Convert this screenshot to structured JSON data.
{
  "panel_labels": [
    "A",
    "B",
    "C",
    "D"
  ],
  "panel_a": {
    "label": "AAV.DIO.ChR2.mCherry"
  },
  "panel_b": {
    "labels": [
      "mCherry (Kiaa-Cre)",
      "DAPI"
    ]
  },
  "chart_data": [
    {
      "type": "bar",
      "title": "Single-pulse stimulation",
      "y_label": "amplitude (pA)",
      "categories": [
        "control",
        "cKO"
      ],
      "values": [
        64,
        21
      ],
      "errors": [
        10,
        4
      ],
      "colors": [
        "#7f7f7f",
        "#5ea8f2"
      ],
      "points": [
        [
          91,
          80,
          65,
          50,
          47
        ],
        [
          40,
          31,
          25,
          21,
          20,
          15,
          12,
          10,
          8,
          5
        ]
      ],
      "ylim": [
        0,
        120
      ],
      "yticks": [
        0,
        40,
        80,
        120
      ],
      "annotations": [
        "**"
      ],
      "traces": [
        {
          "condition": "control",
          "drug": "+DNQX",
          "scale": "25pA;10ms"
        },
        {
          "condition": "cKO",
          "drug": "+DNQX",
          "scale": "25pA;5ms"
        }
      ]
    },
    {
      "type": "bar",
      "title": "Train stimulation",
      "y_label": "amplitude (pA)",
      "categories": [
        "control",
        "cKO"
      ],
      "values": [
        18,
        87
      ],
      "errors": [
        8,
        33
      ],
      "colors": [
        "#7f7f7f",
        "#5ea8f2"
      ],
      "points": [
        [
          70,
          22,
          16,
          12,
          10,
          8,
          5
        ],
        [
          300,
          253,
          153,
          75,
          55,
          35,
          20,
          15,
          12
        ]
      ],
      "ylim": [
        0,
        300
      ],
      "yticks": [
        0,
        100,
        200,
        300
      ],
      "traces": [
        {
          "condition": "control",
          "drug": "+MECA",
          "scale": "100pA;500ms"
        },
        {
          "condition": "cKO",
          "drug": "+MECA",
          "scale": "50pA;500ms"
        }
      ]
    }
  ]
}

## Requirements
Write the entries again, exactly as they stand.

## Exercise output
Convert this screenshot to structured JSON data.
{
  "panel_labels": [
    "A",
    "B",
    "C",
    "D"
  ],
  "panel_a": {
    "label": "AAV.DIO.ChR2.mCherry"
  },
  "panel_b": {
    "labels": [
      "mCherry (Kiaa-Cre)",
      "DAPI"
    ]
  },
  "chart_data": [
    {
      "type": "bar",
      "title": "Single-pulse stimulation",
      "y_label": "amplitude (pA)",
      "categories": [
        "control",
        "cKO"
      ],
      "values": [
        64,
        21
      ],
      "errors": [
        10,
        4
      ],
      "colors": [
        "#7f7f7f",
        "#5ea8f2"
      ],
      "points": [
        [
          91,
          80,
          65,
          50,
          47
        ],
        [
          40,
          31,
          25,
          21,
          20,
          15,
          12,
          10,
          8,
          5
        ]
      ],
      "ylim": [
        0,
        120
      ],
      "yticks": [
        0,
        40,
        80,
        120
      ],
      "annotations": [
        "**"
      ],
      "traces": [
        {
          "condition": "control",
          "drug": "+DNQX",
          "scale": "25pA;10ms"
        },
        {
          "condition": "cKO",
          "drug": "+DNQX",
          "scale": "25pA;5ms"
        }
      ]
    },
    {
      "type": "bar",
      "title": "Train stimulation",
      "y_label": "amplitude (pA)",
      "categories": [
        "control",
        "cKO"
      ],
      "values": [
        18,
        87
      ],
      "errors": [
        8,
        33
      ],
      "colors": [
        "#7f7f7f",
        "#5ea8f2"
      ],
      "points": [
        [
          70,
          22,
          16,
          12,
          10,
          8,
          5
        ],
        [
          300,
          253,
          153,
          75,
          55,
          35,
          20,
          15,
          12
        ]
      ],
      "ylim": [
        0,
        300
      ],
      "yticks": [
        0,
        100,
        200,
        300
      ],
      "traces": [
        {
          "condition": "control",
          "drug": "+MECA",
          "scale": "100pA;500ms"
        },
        {
          "condition": "cKO",
          "drug": "+MECA",
          "scale": "50pA;500ms"
        }
      ]
    }
  ]
}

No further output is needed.